** start of MATERIALS PROVIDED **

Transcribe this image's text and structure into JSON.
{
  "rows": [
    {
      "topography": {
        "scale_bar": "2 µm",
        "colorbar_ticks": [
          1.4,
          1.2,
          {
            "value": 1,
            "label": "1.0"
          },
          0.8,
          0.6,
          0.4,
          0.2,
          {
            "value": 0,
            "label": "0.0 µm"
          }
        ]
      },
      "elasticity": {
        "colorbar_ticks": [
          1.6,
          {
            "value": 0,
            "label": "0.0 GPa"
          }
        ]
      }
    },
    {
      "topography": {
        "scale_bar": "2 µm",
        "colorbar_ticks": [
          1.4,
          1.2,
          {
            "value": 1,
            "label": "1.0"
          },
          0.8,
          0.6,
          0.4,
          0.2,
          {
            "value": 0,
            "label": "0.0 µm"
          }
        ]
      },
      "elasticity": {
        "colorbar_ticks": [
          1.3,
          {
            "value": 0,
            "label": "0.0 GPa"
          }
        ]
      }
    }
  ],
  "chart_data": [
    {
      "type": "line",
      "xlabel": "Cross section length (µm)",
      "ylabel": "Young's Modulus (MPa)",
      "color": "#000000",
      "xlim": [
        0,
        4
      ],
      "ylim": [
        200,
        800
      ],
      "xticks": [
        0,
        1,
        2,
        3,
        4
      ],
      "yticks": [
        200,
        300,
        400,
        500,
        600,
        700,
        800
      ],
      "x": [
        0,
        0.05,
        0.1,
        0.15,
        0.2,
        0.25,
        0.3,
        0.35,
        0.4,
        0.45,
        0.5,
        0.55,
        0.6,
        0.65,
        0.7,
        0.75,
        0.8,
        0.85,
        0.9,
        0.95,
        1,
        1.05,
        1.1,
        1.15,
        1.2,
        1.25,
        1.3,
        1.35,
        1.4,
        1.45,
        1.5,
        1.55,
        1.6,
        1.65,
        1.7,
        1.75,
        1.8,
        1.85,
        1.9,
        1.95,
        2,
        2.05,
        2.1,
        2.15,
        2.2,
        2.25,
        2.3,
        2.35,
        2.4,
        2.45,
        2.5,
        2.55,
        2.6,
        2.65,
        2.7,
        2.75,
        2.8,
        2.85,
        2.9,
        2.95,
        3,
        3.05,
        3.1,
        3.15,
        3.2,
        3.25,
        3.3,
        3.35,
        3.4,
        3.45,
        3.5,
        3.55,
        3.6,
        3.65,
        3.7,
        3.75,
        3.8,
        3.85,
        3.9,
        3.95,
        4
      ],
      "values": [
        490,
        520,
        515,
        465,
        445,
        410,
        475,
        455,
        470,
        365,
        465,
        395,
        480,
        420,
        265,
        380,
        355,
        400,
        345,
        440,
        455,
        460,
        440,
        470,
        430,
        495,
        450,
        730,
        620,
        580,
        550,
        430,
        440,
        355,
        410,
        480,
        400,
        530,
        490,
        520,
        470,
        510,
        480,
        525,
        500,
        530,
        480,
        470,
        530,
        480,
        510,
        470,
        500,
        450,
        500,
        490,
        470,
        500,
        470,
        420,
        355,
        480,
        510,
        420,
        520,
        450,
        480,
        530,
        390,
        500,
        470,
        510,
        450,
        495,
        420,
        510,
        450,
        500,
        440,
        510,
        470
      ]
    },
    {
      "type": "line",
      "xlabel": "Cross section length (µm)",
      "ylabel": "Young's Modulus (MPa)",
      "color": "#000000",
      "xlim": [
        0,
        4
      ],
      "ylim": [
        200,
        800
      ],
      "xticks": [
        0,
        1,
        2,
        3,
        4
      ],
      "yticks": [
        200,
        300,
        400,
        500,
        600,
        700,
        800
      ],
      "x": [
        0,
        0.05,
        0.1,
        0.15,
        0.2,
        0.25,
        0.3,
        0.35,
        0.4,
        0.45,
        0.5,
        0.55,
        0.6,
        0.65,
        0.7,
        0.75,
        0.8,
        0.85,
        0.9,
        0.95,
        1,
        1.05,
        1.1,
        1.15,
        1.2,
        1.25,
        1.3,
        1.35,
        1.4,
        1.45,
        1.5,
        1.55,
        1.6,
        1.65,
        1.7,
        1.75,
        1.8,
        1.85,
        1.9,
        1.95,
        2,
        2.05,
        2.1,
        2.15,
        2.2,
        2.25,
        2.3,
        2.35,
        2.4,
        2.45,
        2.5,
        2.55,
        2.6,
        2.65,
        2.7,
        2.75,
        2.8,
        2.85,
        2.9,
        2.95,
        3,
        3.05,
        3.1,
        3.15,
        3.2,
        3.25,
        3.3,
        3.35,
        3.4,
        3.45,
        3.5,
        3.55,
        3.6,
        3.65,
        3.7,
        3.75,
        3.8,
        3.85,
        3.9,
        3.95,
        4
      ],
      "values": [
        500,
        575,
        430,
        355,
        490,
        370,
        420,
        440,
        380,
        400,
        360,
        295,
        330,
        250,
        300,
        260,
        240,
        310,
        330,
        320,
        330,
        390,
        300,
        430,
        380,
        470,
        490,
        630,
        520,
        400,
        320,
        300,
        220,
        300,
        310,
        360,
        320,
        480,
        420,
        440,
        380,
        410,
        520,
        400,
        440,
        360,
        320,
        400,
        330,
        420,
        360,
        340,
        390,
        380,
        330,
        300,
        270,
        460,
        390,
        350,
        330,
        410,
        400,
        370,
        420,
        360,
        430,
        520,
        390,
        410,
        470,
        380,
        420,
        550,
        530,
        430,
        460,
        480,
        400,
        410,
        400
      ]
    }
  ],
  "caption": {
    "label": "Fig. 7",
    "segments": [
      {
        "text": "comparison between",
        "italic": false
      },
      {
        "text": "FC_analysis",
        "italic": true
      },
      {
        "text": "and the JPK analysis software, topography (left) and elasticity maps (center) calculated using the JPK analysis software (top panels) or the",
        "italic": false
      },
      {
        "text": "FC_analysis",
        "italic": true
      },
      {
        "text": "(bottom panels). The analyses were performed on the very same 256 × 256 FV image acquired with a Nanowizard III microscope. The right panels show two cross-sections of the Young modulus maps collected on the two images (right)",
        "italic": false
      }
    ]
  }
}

** end of MATERIALS PROVIDED **

* _REQUIRED WORK_:
Find all lines where the word "maps" appears. Copy them.

* _FINISHED TASK_:
        "text": "and the JPK analysis software, topography (left) and elasticity maps (center) calculated using the JPK analysis software (top panels) or the",
        "text": "(bottom panels). The analyses were performed on the very same 256 × 256 FV image acquired with a Nanowizard III microscope. The right panels show two cross-sections of the Young modulus maps collected on the two images (right)",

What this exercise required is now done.